Supplied information |
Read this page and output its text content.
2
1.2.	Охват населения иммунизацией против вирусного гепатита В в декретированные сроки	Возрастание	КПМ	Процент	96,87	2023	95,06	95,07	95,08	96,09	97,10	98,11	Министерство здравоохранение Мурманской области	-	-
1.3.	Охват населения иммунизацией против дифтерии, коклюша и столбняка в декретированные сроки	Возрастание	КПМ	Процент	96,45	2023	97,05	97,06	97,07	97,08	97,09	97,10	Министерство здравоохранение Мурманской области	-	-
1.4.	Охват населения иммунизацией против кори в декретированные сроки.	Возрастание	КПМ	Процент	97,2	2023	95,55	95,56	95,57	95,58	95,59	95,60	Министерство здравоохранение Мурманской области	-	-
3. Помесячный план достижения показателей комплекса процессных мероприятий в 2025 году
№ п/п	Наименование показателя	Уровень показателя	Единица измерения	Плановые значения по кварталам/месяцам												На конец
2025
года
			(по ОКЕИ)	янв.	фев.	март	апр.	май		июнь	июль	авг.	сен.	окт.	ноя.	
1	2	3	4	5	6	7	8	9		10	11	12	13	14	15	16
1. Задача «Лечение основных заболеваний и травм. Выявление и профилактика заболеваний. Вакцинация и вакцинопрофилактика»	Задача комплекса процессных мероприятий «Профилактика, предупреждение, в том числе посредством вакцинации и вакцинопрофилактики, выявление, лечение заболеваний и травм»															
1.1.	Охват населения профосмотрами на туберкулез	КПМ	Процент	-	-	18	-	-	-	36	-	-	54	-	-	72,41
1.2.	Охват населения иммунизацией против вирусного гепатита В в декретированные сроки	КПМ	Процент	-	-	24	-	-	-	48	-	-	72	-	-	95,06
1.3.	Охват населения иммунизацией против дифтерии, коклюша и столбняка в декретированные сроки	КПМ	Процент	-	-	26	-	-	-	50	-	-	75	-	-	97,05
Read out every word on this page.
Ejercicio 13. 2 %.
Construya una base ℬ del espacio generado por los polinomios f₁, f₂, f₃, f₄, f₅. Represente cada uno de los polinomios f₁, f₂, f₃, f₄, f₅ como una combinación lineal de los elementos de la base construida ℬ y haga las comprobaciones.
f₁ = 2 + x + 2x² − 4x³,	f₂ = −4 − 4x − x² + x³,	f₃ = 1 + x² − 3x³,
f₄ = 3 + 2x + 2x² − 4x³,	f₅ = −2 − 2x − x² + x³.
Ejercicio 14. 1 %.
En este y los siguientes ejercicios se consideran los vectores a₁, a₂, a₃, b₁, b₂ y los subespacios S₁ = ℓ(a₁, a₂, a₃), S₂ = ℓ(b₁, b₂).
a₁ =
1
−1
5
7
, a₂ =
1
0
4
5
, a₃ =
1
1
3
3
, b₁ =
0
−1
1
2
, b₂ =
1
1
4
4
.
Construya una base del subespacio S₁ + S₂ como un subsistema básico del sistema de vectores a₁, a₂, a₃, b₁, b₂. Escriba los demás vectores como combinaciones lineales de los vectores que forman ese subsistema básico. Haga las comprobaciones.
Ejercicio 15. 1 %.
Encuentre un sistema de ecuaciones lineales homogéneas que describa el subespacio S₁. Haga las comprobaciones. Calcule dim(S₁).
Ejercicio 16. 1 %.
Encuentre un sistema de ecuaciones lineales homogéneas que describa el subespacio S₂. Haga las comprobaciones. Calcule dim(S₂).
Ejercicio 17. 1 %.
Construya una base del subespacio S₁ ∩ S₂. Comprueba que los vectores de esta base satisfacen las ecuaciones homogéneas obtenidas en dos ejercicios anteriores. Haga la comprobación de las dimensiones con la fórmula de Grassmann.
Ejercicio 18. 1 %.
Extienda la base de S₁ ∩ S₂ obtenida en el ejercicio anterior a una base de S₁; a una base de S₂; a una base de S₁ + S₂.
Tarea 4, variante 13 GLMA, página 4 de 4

To be done |
State only the number of lines in these entries that contain "como".

Correct result |
2